Extracted data entries:
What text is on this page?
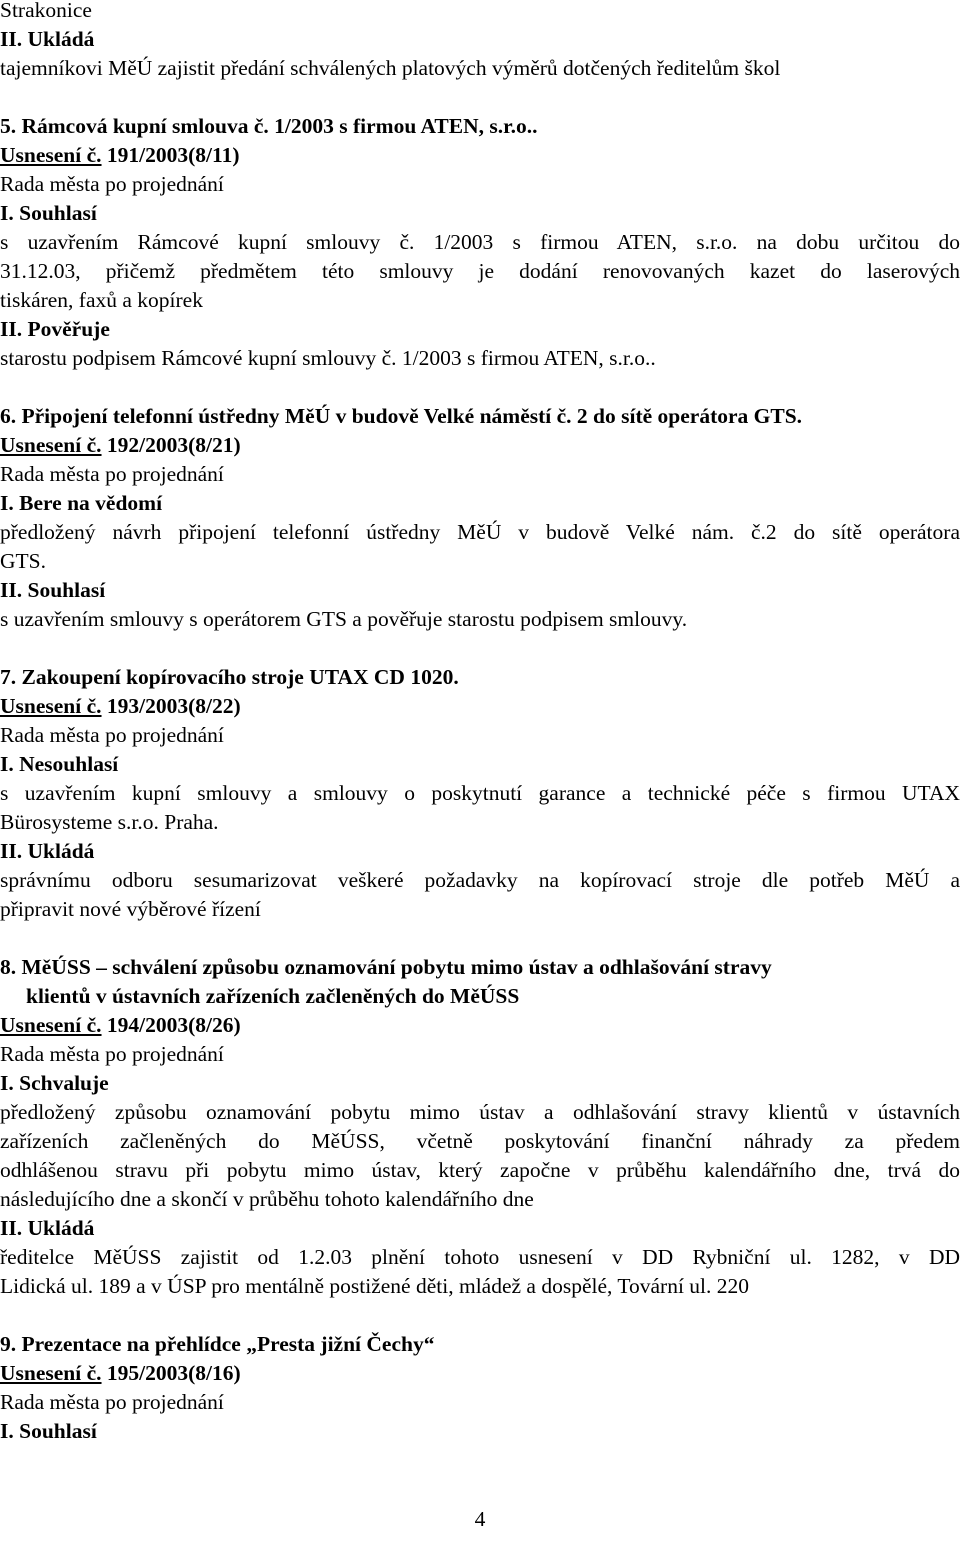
Strakonice
II. Ukládá
tajemníkovi MěÚ zajistit předání schválených platových výměrů dotčených ředitelům škol
5. Rámcová kupní smlouva č. 1/2003 s firmou ATEN, s.r.o..
Usnesení č. 191/2003(8/11)
Rada města po projednání
I. Souhlasí
s uzavřením Rámcové kupní smlouvy č. 1/2003 s firmou ATEN, s.r.o. na dobu určitou do
31.12.03, přičemž předmětem této smlouvy je dodání renovovaných kazet do laserových
tiskáren, faxů a kopírek
II. Pověřuje
starostu podpisem Rámcové kupní smlouvy č. 1/2003 s firmou ATEN, s.r.o..
6. Připojení telefonní ústředny MěÚ v budově Velké náměstí č. 2 do sítě operátora GTS.
Usnesení č. 192/2003(8/21)
Rada města po projednání
I. Bere na vědomí
předložený návrh připojení telefonní ústředny MěÚ v budově Velké nám. č.2 do sítě operátora
GTS.
II. Souhlasí
s uzavřením smlouvy s operátorem GTS a pověřuje starostu podpisem smlouvy.
7. Zakoupení kopírovacího stroje UTAX CD 1020.
Usnesení č. 193/2003(8/22)
Rada města po projednání
I. Nesouhlasí
s uzavřením kupní smlouvy a smlouvy o poskytnutí garance a technické péče s firmou UTAX
Bürosysteme s.r.o. Praha.
II. Ukládá
správnímu odboru sesumarizovat veškeré požadavky na kopírovací stroje dle potřeb MěÚ a
připravit nové výběrové řízení
8. MěÚSS – schválení způsobu oznamování pobytu mimo ústav a odhlašování stravy
klientů v ústavních zařízeních začleněných do MěÚSS
Usnesení č. 194/2003(8/26)
Rada města po projednání
I. Schvaluje
předložený způsobu oznamování pobytu mimo ústav a odhlašování stravy klientů v ústavních
zařízeních začleněných do MěÚSS, včetně poskytování finanční náhrady za předem
odhlášenou stravu při pobytu mimo ústav, který započne v průběhu kalendářního dne, trvá do
následujícího dne a skončí v průběhu tohoto kalendářního dne
II. Ukládá
ředitelce MěÚSS zajistit od 1.2.03 plnění tohoto usnesení v DD Rybniční ul. 1282, v DD
Lidická ul. 189 a v ÚSP pro mentálně postižené děti, mládež a dospělé, Tovární ul. 220
9. Prezentace na přehlídce „Presta jižní Čechy“
Usnesení č. 195/2003(8/16)
Rada města po projednání
I. Souhlasí
4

> **What you have to do**:
Copy out every line of the data that includes "kalendářního".

> **Exercise output**:
odhlášenou stravu při pobytu mimo ústav, který započne v průběhu kalendářního dne, trvá do
následujícího dne a skončí v průběhu tohoto kalendářního dne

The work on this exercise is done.